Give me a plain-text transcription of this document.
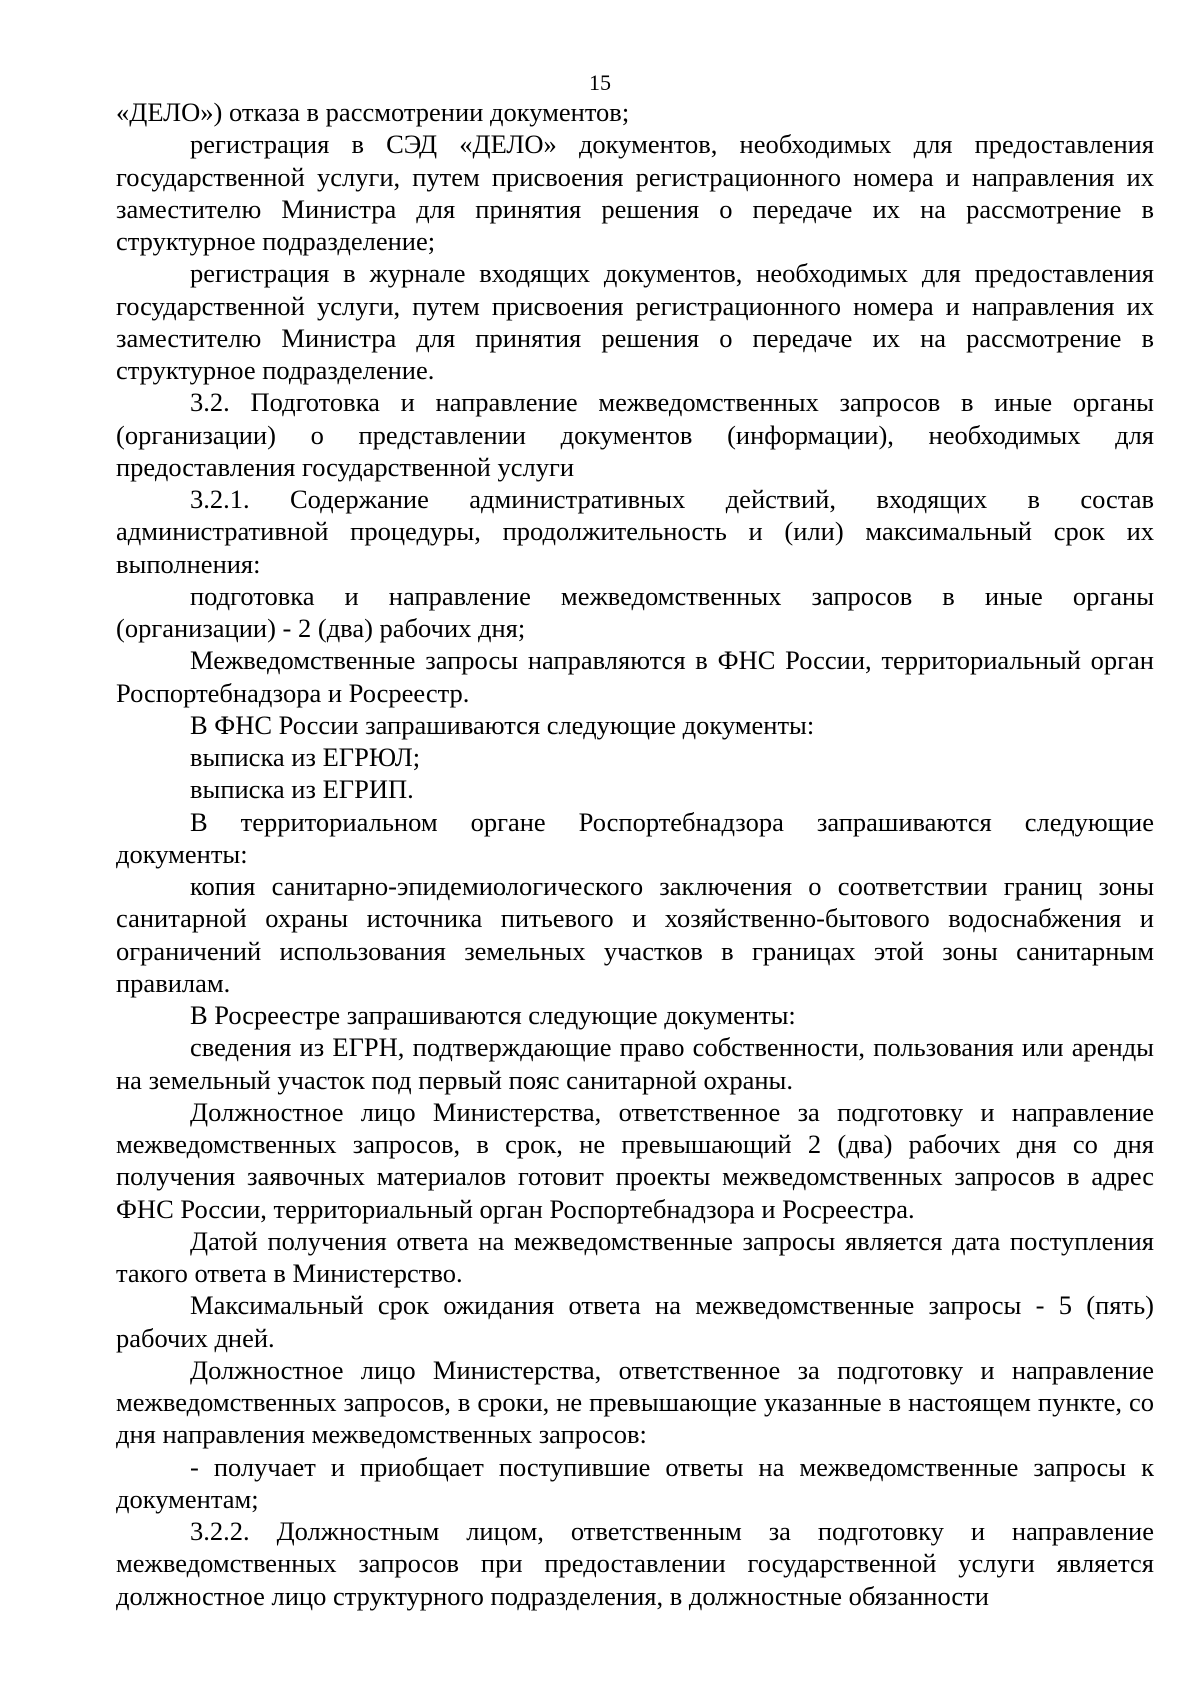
15

«ДЕЛО») отказа в рассмотрении документов;

регистрация в СЭД «ДЕЛО» документов, необходимых для предоставления государственной услуги, путем присвоения регистрационного номера и направления их заместителю Министра для принятия решения о передаче их на рассмотрение в структурное подразделение;

регистрация в журнале входящих документов, необходимых для предоставления государственной услуги, путем присвоения регистрационного номера и направления их заместителю Министра для принятия решения о передаче их на рассмотрение в структурное подразделение.

3.2. Подготовка и направление межведомственных запросов в иные органы (организации) о представлении документов (информации), необходимых для предоставления государственной услуги

3.2.1. Содержание административных действий, входящих в состав административной процедуры, продолжительность и (или) максимальный срок их выполнения:

подготовка и направление межведомственных запросов в иные органы (организации) - 2 (два) рабочих дня;

Межведомственные запросы направляются в ФНС России, территориальный орган Роспортебнадзора и Росреестр.

В ФНС России запрашиваются следующие документы:

выписка из ЕГРЮЛ;

выписка из ЕГРИП.

В территориальном органе Роспортебнадзора запрашиваются следующие документы:

копия санитарно-эпидемиологического заключения о соответствии границ зоны санитарной охраны источника питьевого и хозяйственно-бытового водоснабжения и ограничений использования земельных участков в границах этой зоны санитарным правилам.

В Росреестре запрашиваются следующие документы:

сведения из ЕГРН, подтверждающие право собственности, пользования или аренды на земельный участок под первый пояс санитарной охраны.

Должностное лицо Министерства, ответственное за подготовку и направление межведомственных запросов, в срок, не превышающий 2 (два) рабочих дня со дня получения заявочных материалов готовит проекты межведомственных запросов в адрес ФНС России, территориальный орган Роспортебнадзора и Росреестра.

Датой получения ответа на межведомственные запросы является дата поступления такого ответа в Министерство.

Максимальный срок ожидания ответа на межведомственные запросы - 5 (пять) рабочих дней.

Должностное лицо Министерства, ответственное за подготовку и направление межведомственных запросов, в сроки, не превышающие указанные в настоящем пункте, со дня направления межведомственных запросов:

- получает и приобщает поступившие ответы на межведомственные запросы к документам;

3.2.2. Должностным лицом, ответственным за подготовку и направление межведомственных запросов при предоставлении государственной услуги является должностное лицо структурного подразделения, в должностные обязанности
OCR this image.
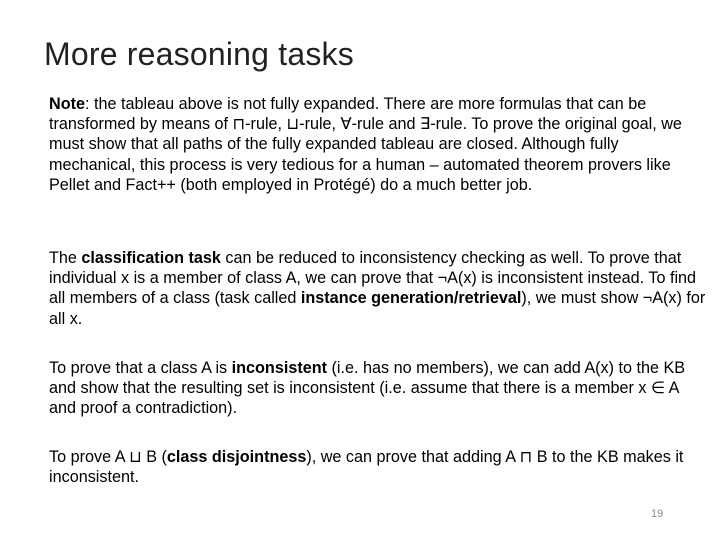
More reasoning tasks
Note: the tableau above is not fully expanded. There are more formulas that can be transformed by means of ⊓-rule, ⊔-rule, ∀-rule and ∃-rule. To prove the original goal, we must show that all paths of the fully expanded tableau are closed. Although fully mechanical, this process is very tedious for a human – automated theorem provers like Pellet and Fact++ (both employed in Protégé) do a much better job.
The classification task can be reduced to inconsistency checking as well. To prove that individual x is a member of class A, we can prove that ¬A(x) is inconsistent instead. To find all members of a class (task called instance generation/retrieval), we must show ¬A(x) for all x.
To prove that a class A is inconsistent (i.e. has no members), we can add A(x) to the KB and show that the resulting set is inconsistent (i.e. assume that there is a member x ∈ A and proof a contradiction).
To prove A ⊔ B (class disjointness), we can prove that adding A ⊓ B to the KB makes it inconsistent.
19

------------------------------------------------------------

*Goal of the exercise*
With the pictures left out, please output each line from the one containing "OCR this image." through the end of the entries, exactly as it is.

*The completed task*
OCR this image.
More reasoning tasks
Note: the tableau above is not fully expanded. There are more formulas that can be transformed by means of ⊓-rule, ⊔-rule, ∀-rule and ∃-rule. To prove the original goal, we must show that all paths of the fully expanded tableau are closed. Although fully mechanical, this process is very tedious for a human – automated theorem provers like Pellet and Fact++ (both employed in Protégé) do a much better job.
The classification task can be reduced to inconsistency checking as well. To prove that individual x is a member of class A, we can prove that ¬A(x) is inconsistent instead. To find all members of a class (task called instance generation/retrieval), we must show ¬A(x) for all x.
To prove that a class A is inconsistent (i.e. has no members), we can add A(x) to the KB and show that the resulting set is inconsistent (i.e. assume that there is a member x ∈ A and proof a contradiction).
To prove A ⊔ B (class disjointness), we can prove that adding A ⊓ B to the KB makes it inconsistent.
19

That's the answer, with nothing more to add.